=== Exercise objective ===
Gather all lines from the material that contain "عنوان".

::::::::

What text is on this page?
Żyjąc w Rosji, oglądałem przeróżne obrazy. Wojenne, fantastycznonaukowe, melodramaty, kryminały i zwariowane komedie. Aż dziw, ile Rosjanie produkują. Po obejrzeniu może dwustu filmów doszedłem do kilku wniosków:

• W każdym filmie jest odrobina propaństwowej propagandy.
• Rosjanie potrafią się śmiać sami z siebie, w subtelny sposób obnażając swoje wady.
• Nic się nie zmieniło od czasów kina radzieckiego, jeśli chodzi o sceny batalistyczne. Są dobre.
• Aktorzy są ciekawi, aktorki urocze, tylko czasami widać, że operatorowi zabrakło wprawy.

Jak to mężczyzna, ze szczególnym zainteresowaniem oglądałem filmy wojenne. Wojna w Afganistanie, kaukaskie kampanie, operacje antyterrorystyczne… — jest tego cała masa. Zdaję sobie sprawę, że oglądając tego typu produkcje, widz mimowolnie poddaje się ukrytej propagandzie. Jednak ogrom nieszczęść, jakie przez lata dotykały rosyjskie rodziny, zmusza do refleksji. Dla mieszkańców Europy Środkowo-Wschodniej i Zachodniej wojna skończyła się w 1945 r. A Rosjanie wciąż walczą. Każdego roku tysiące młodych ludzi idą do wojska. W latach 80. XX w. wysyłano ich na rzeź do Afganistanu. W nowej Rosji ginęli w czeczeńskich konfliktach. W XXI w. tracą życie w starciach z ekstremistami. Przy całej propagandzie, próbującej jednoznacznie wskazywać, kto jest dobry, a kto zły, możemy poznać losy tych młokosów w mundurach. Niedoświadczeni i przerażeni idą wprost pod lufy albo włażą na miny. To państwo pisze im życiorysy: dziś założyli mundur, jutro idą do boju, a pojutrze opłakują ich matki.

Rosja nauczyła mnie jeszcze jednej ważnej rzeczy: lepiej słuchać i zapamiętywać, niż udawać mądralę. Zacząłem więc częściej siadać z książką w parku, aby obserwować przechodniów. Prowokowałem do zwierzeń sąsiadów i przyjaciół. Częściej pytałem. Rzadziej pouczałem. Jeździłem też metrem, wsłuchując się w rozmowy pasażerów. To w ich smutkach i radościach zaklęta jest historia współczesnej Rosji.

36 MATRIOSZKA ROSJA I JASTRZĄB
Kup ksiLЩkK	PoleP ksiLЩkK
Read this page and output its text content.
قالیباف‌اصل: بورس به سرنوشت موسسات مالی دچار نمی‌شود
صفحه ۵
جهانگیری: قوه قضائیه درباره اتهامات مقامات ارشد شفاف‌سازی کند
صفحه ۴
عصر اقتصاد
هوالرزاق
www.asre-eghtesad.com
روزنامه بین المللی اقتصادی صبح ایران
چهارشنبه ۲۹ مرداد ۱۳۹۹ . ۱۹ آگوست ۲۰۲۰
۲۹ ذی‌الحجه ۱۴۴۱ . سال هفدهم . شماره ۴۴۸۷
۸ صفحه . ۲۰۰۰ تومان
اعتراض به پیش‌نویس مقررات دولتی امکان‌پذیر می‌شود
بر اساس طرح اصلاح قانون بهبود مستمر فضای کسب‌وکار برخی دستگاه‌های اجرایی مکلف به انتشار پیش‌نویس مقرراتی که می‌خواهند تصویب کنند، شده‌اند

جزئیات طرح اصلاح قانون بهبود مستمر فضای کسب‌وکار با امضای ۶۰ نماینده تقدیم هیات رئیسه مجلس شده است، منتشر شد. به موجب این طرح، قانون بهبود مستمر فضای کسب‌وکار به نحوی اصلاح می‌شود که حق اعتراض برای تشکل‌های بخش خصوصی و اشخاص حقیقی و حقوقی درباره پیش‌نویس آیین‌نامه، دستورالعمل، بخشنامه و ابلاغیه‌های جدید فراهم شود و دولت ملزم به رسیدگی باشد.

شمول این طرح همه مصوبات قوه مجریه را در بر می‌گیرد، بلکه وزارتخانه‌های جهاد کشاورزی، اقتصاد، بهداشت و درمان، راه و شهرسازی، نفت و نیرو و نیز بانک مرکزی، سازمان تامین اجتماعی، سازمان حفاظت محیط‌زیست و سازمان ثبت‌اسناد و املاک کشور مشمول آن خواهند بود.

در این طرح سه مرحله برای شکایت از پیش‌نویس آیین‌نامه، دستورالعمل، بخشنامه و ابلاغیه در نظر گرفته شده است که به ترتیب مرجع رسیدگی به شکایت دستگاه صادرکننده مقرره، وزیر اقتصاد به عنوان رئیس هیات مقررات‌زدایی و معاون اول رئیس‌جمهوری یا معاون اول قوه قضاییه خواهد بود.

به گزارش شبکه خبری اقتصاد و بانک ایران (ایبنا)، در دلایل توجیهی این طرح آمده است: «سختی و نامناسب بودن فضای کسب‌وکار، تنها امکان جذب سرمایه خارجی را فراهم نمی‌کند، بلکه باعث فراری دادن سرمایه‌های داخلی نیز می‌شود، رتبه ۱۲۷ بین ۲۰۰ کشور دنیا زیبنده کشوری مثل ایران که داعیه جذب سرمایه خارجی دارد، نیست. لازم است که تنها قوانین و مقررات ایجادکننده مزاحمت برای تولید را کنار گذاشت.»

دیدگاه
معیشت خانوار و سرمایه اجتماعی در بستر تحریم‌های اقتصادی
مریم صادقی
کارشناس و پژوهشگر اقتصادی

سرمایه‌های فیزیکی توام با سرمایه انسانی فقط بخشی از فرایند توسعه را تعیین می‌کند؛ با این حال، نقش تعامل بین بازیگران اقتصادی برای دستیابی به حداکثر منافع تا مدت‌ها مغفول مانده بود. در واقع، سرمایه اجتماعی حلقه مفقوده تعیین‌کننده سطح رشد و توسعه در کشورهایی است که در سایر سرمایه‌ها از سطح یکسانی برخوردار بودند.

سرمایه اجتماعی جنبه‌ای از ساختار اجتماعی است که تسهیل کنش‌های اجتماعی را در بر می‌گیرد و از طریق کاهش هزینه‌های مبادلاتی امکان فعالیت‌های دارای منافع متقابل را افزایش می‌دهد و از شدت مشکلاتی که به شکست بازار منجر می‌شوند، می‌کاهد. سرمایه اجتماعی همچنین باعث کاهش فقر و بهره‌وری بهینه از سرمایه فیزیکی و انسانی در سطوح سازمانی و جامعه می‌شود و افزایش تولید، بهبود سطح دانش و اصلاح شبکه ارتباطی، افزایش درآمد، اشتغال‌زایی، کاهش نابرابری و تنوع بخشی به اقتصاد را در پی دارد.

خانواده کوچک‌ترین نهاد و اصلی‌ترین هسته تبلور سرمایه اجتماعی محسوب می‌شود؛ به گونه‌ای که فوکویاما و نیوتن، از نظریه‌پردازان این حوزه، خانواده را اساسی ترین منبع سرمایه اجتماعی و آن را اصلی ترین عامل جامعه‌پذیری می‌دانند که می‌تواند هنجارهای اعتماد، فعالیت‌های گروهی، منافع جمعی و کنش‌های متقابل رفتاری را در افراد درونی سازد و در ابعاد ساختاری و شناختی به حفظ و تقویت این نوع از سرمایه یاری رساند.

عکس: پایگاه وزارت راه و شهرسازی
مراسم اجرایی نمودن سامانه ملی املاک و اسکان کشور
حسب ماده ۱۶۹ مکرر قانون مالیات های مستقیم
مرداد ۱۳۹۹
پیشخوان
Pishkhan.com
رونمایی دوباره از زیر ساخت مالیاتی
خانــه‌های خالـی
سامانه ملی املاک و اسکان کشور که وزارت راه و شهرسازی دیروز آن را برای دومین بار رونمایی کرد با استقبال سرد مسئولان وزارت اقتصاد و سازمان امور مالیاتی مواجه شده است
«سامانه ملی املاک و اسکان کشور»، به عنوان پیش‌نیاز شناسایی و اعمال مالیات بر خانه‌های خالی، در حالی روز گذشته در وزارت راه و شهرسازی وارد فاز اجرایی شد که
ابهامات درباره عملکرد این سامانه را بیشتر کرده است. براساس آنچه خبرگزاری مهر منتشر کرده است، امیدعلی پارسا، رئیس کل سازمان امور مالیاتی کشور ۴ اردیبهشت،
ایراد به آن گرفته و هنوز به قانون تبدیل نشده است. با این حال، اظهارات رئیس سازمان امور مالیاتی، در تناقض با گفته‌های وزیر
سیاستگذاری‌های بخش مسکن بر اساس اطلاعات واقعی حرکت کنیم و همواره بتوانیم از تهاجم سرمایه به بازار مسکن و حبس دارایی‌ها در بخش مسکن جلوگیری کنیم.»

::::::::

=== The result ===
در این طرح سه مرحله برای شکایت از پیش‌نویس آیین‌نامه، دستورالعمل، بخشنامه و ابلاغیه در نظر گرفته شده است که به ترتیب مرجع رسیدگی به شکایت دستگاه صادرکننده مقرره، وزیر اقتصاد به عنوان رئیس هیات مقررات‌زدایی و معاون اول رئیس‌جمهوری یا معاون اول قوه قضاییه خواهد بود.
«سامانه ملی املاک و اسکان کشور»، به عنوان پیش‌نیاز شناسایی و اعمال مالیات بر خانه‌های خالی، در حالی روز گذشته در وزارت راه و شهرسازی وارد فاز اجرایی شد که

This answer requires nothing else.